INPUT DATA ::
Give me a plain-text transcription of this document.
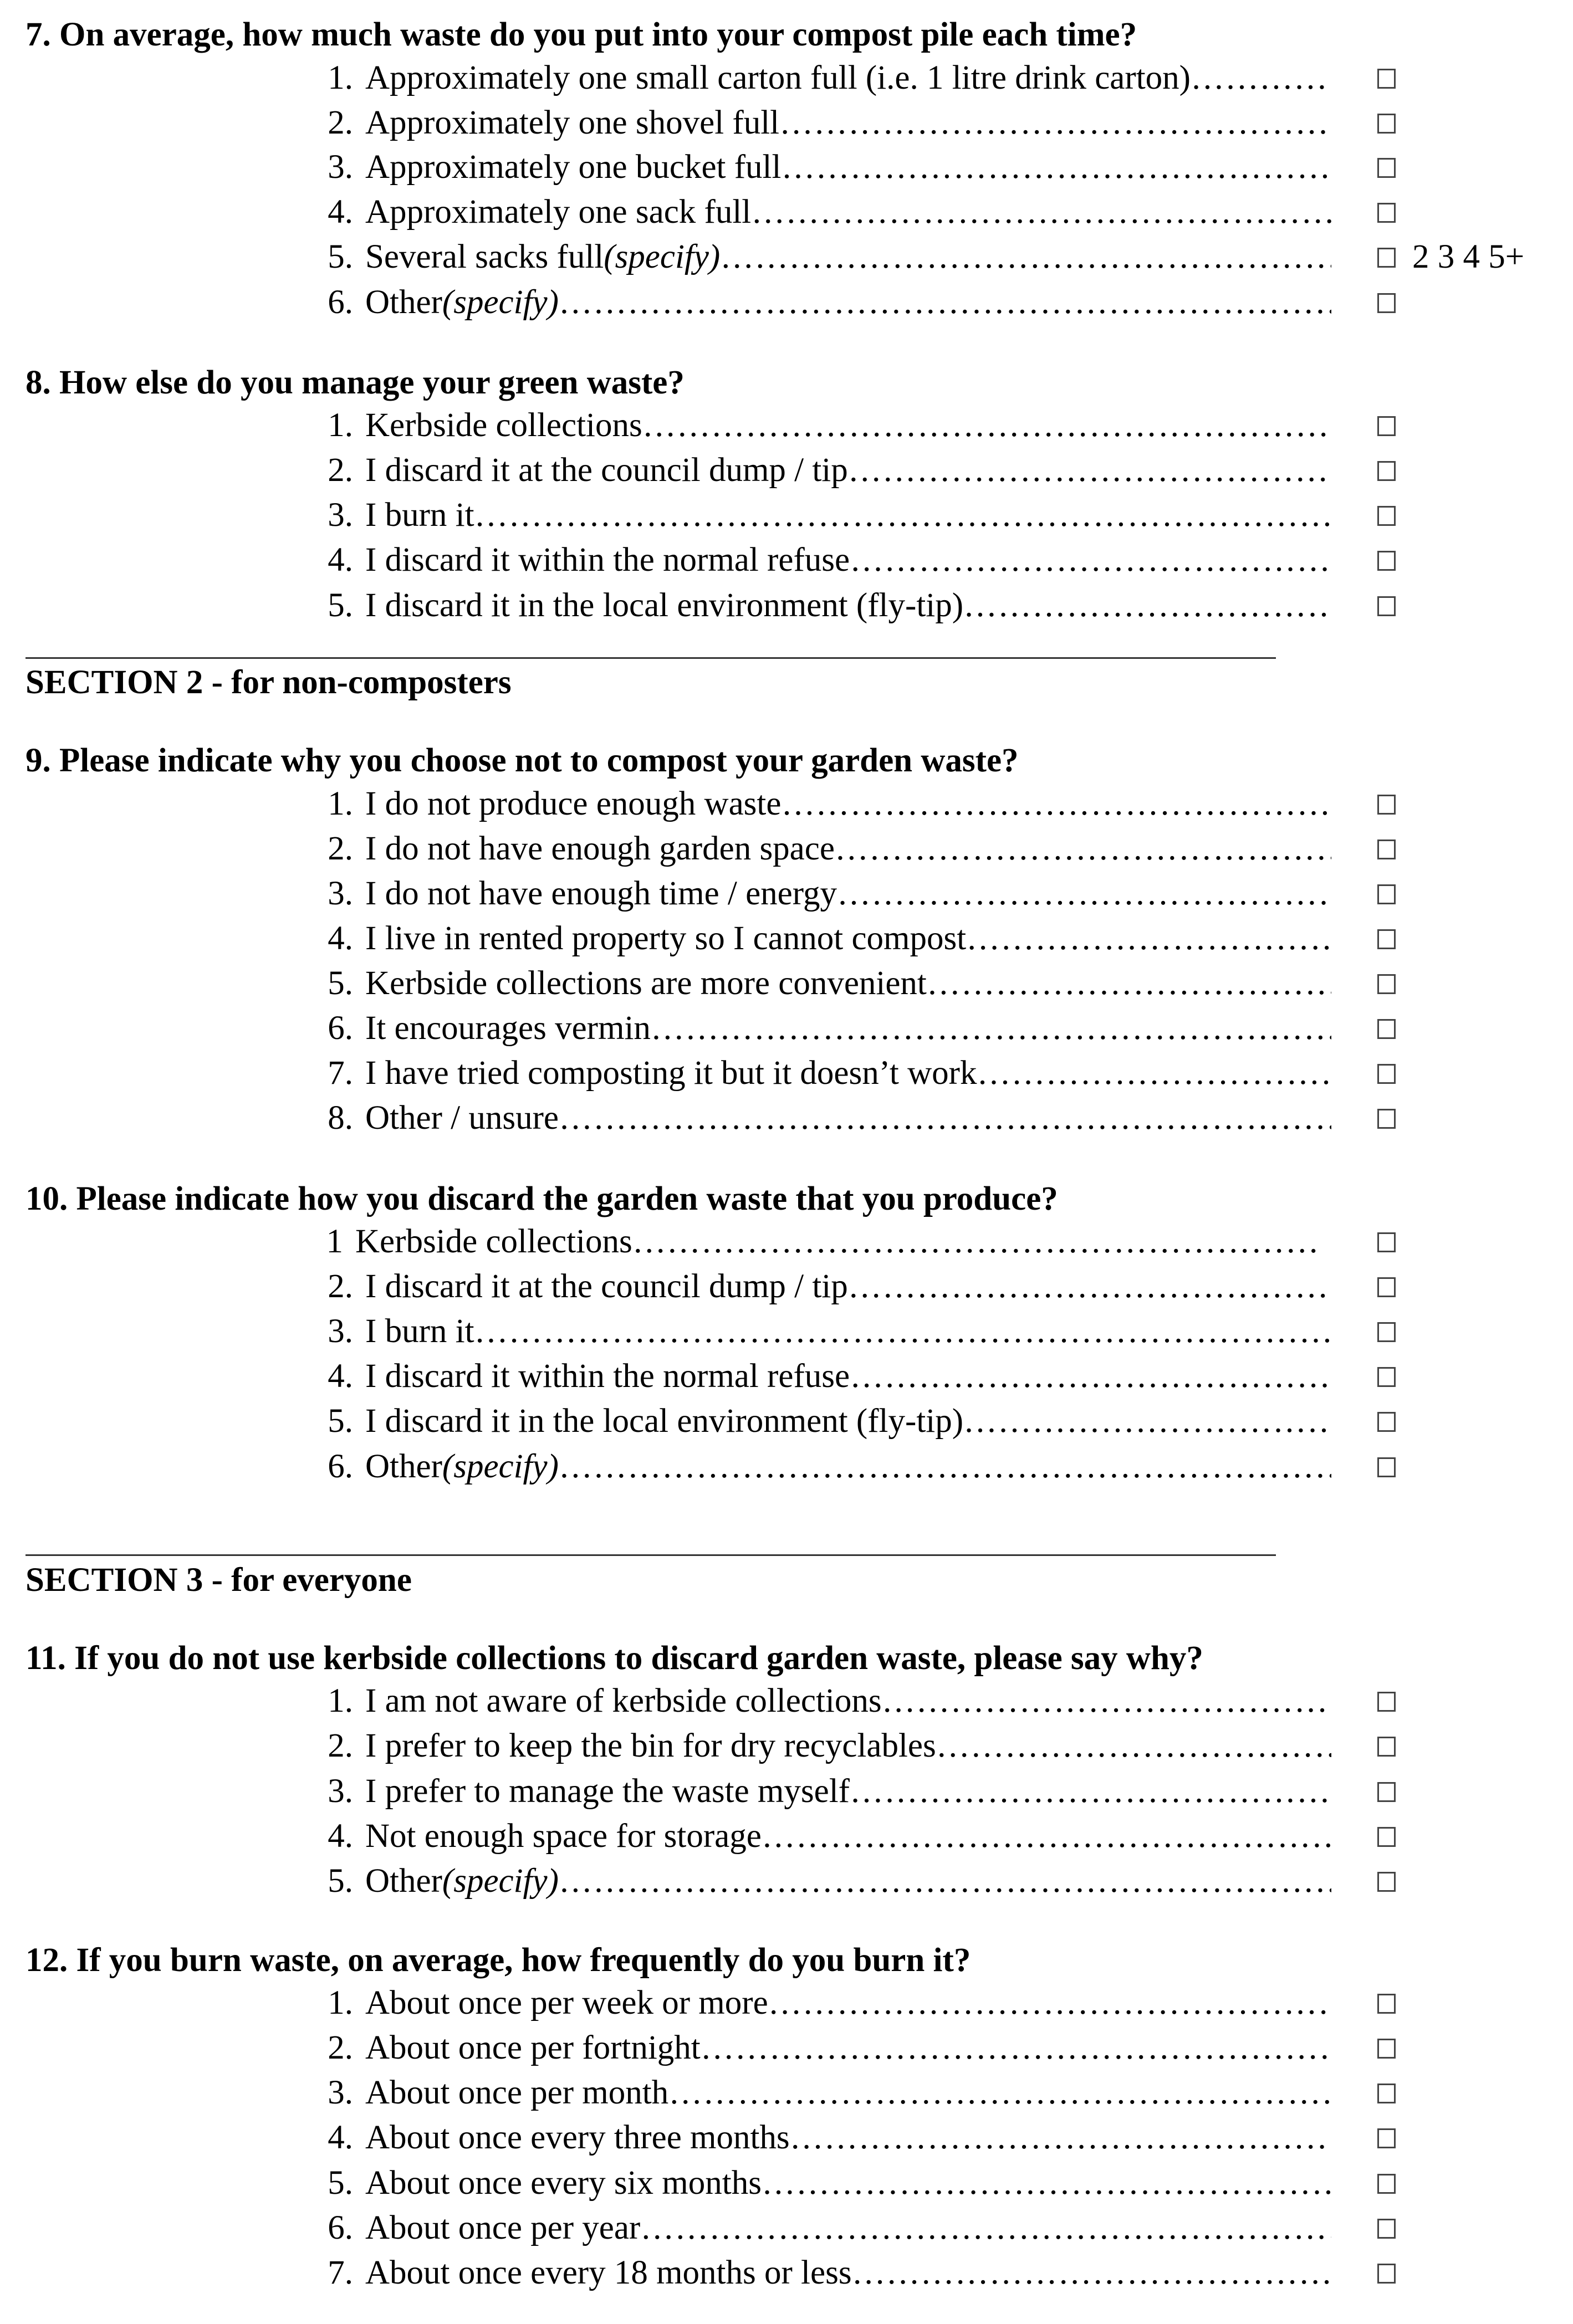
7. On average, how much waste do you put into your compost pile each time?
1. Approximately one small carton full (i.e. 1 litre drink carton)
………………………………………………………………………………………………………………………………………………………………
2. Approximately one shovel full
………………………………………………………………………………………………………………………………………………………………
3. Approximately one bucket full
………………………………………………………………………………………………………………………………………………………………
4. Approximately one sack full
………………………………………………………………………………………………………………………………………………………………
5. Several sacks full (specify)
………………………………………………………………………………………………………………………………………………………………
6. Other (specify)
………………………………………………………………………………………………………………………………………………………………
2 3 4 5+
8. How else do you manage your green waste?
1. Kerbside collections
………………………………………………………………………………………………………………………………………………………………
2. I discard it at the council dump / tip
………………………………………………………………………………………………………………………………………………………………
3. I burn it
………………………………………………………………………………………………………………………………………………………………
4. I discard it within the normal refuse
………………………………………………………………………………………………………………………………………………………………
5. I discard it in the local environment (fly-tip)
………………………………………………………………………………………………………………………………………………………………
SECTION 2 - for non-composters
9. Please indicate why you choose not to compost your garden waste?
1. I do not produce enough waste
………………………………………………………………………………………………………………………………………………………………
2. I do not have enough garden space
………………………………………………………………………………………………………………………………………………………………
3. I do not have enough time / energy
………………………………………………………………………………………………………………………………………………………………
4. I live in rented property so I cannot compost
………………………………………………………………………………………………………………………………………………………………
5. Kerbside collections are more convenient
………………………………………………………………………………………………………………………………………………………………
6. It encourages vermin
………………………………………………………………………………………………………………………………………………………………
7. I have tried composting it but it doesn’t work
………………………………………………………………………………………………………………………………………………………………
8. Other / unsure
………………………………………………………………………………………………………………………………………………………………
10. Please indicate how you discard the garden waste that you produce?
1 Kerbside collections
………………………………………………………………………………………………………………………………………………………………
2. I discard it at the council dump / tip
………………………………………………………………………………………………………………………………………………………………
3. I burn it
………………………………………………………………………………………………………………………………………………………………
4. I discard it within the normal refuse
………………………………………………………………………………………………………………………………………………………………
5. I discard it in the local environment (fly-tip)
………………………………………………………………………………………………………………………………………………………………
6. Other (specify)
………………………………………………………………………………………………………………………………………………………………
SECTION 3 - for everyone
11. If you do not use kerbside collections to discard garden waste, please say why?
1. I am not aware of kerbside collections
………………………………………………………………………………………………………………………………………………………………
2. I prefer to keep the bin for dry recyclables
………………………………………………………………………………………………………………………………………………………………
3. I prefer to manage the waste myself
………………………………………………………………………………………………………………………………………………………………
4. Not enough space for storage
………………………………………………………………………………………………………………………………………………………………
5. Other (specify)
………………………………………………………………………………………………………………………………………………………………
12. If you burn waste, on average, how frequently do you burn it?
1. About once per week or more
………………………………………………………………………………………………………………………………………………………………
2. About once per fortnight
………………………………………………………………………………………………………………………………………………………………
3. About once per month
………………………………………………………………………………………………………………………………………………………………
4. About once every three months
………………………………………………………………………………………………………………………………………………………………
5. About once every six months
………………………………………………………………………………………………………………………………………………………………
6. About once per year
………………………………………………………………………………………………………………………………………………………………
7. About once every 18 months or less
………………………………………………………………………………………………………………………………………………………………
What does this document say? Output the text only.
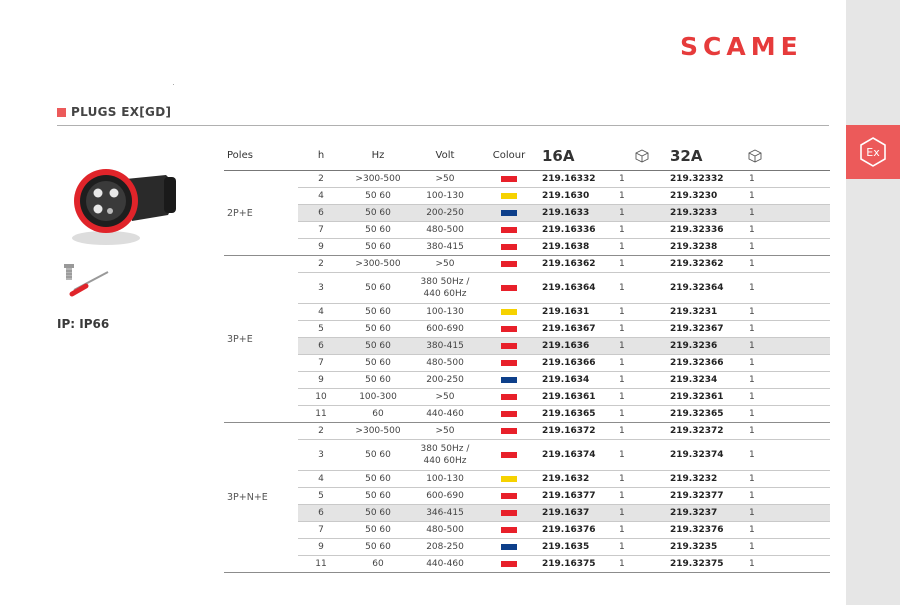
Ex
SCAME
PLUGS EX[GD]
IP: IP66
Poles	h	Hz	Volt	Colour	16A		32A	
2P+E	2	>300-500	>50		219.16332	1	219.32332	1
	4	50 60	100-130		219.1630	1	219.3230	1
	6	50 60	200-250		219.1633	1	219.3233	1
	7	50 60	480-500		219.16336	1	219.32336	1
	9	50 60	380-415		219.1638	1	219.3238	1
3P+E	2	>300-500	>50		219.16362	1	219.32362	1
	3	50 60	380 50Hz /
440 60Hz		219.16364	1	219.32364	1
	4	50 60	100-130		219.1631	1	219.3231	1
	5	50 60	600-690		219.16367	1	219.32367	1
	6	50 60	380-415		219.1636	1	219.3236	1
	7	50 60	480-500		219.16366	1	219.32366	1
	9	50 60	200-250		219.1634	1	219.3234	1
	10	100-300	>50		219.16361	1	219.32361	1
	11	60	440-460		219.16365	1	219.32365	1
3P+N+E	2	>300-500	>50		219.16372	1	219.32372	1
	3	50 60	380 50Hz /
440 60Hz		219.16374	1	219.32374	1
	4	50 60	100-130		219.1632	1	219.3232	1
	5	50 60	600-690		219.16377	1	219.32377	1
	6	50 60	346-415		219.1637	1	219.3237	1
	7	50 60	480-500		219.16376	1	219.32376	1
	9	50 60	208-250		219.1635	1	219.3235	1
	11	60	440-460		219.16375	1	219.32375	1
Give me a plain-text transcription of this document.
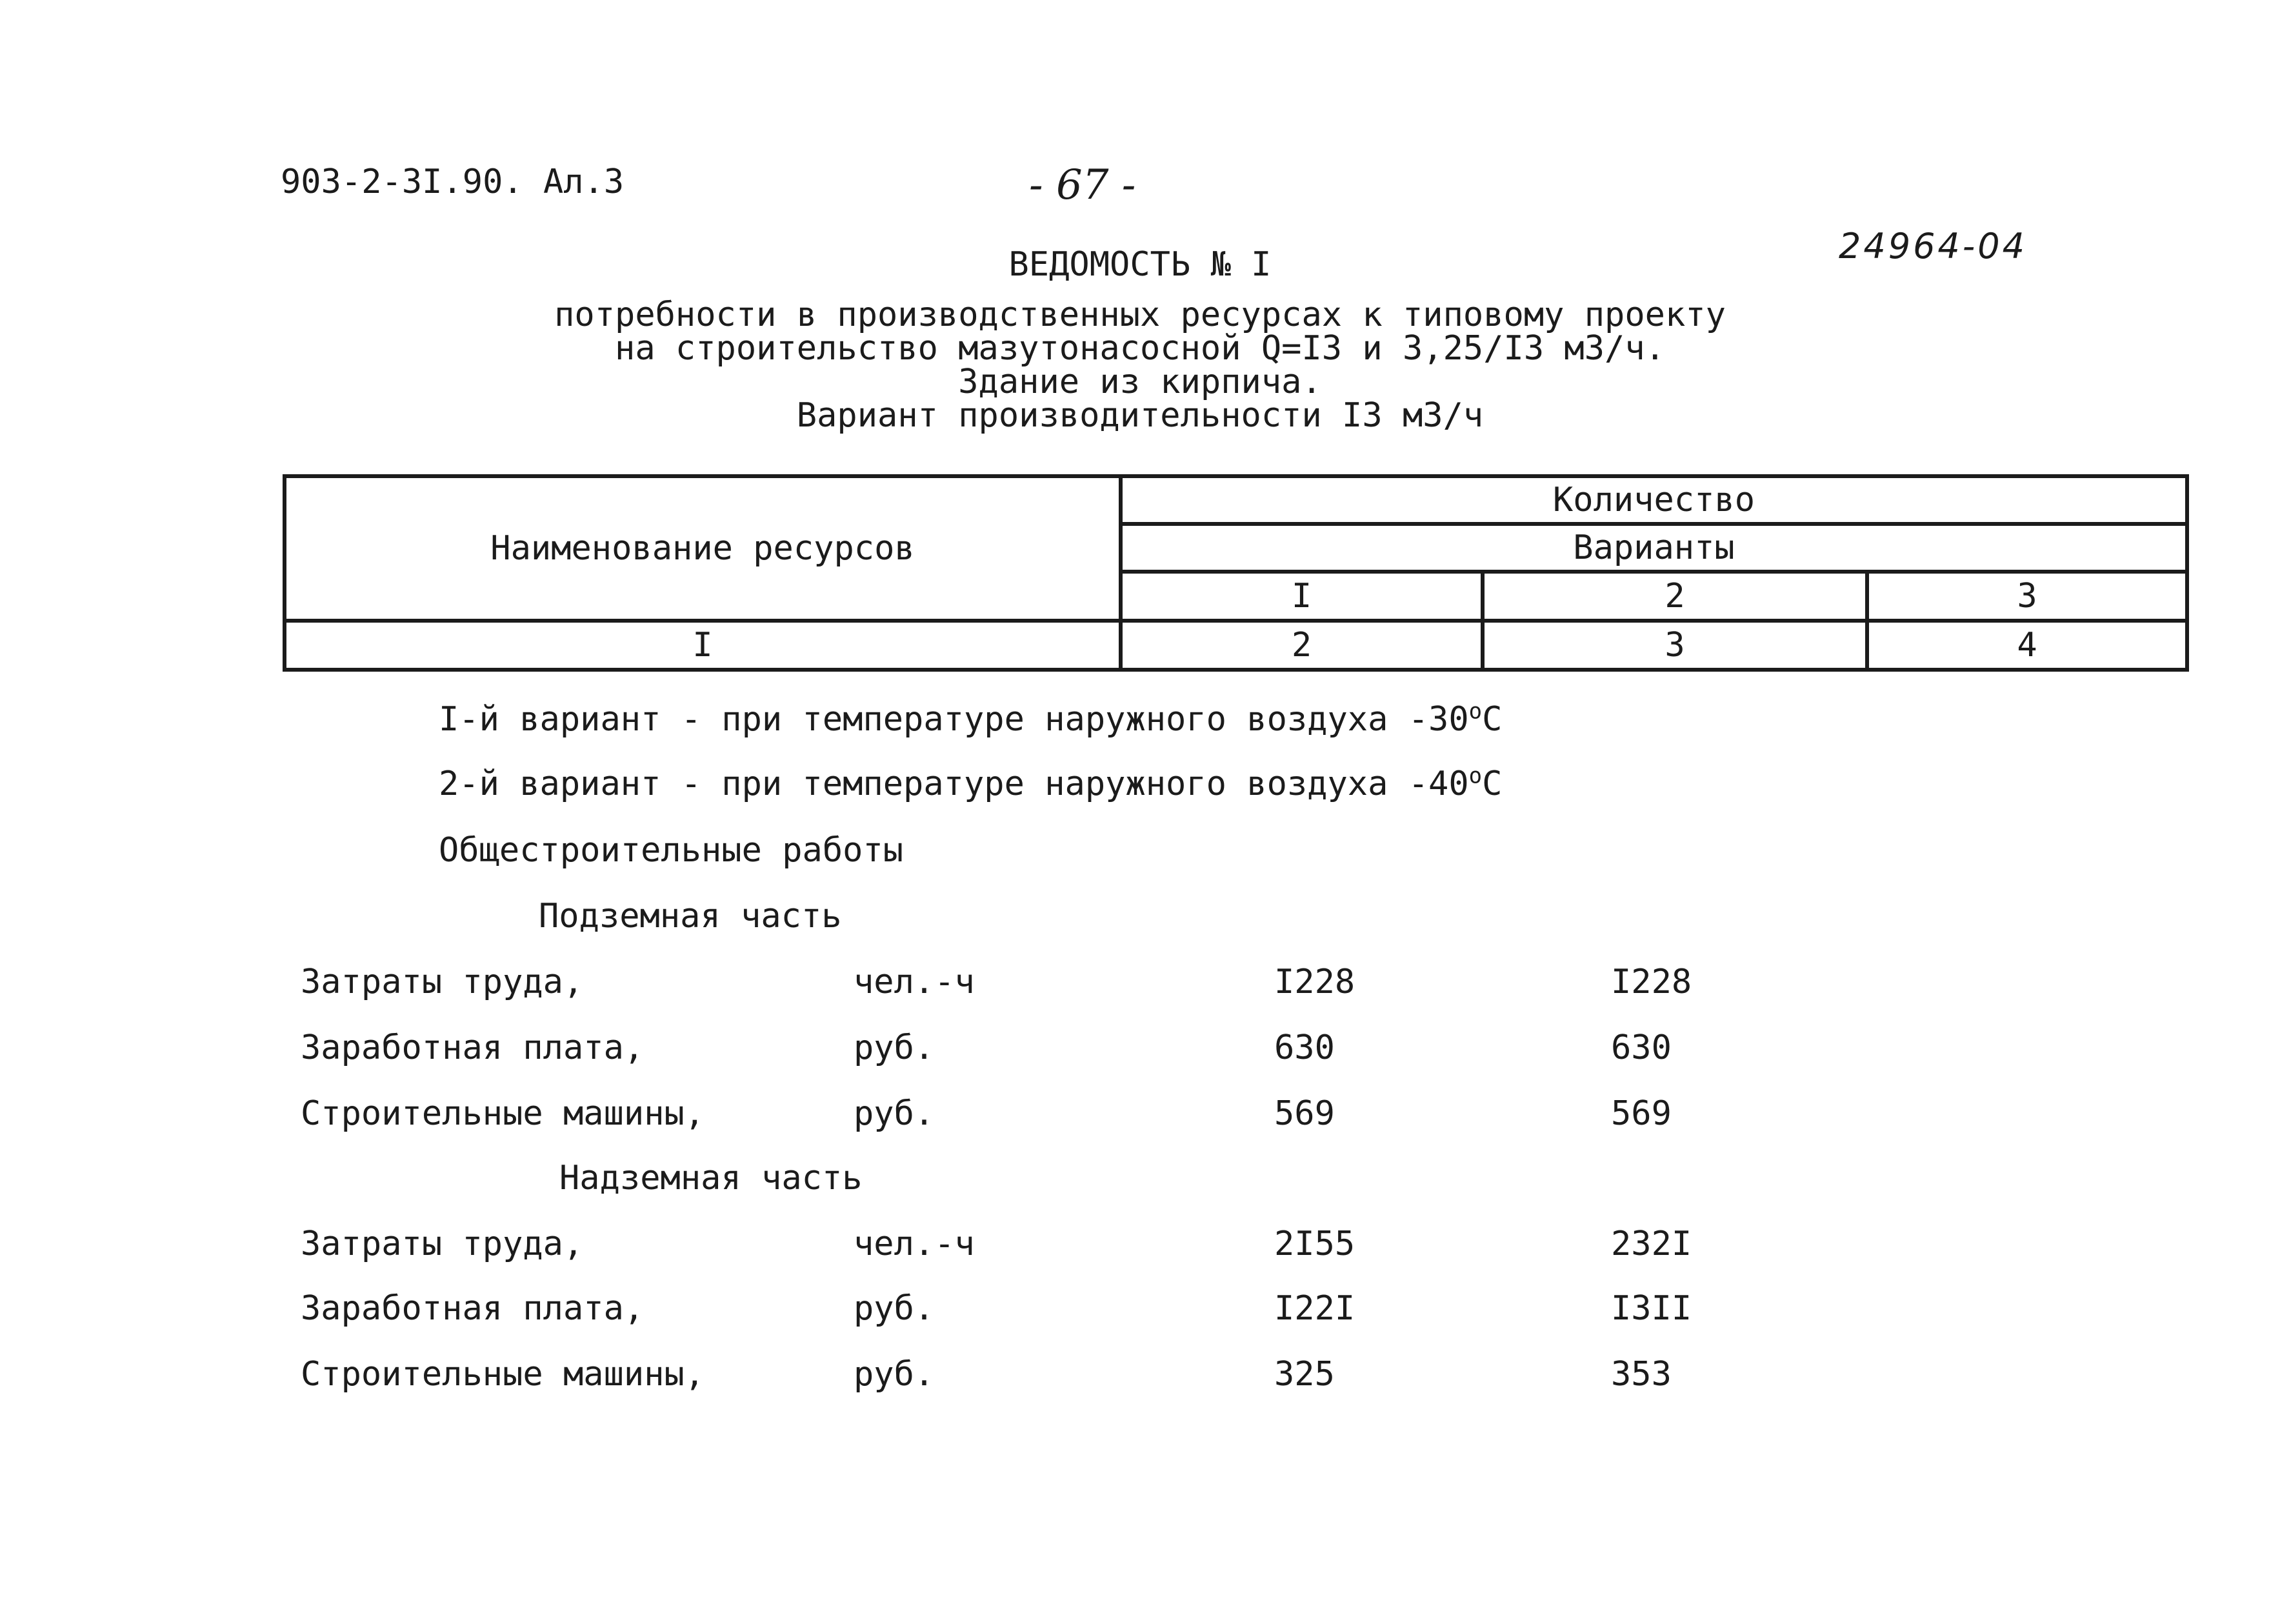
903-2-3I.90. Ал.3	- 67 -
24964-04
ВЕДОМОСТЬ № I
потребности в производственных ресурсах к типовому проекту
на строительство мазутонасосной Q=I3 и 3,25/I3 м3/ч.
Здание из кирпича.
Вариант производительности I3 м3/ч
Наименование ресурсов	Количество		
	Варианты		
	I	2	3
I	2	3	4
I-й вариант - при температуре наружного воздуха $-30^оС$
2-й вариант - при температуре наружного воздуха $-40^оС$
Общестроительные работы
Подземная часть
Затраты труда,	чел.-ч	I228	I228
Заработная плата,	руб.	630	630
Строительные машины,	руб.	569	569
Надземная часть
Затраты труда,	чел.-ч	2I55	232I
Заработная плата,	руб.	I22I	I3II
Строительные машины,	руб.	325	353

WHAT THE TASK REQUIRES ::
Find the lines with the string "Заработная" and reproduce them.

OUTPUT OF THE TASK ::
Заработная плата,	руб.	630	630
Заработная плата,	руб.	I22I	I3II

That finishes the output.